Request. Images do not belong in the copy. Retype all the entries below exactly.

Listed entries.
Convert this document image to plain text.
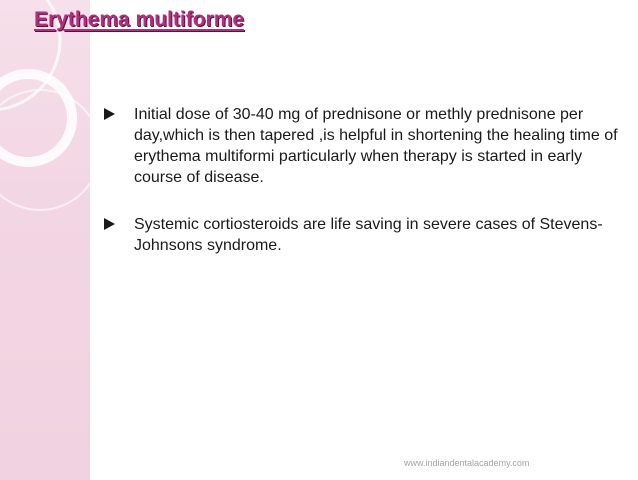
Erythema multiforme
Initial dose of 30-40 mg of prednisone or methly prednisone per day,which is then tapered ,is helpful in shortening the healing time of erythema multiformi particularly when therapy is started in early course of disease.
Systemic cortiosteroids are life saving in severe cases of Stevens-Johnsons syndrome.
www.indiandentalacademy.com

Answer to the exercise.
Convert this document image to plain text.
Erythema multiforme
Initial dose of 30-40 mg of prednisone or methly prednisone per day,which is then tapered ,is helpful in shortening the healing time of erythema multiformi particularly when therapy is started in early course of disease.
Systemic cortiosteroids are life saving in severe cases of Stevens-Johnsons syndrome.
www.indiandentalacademy.com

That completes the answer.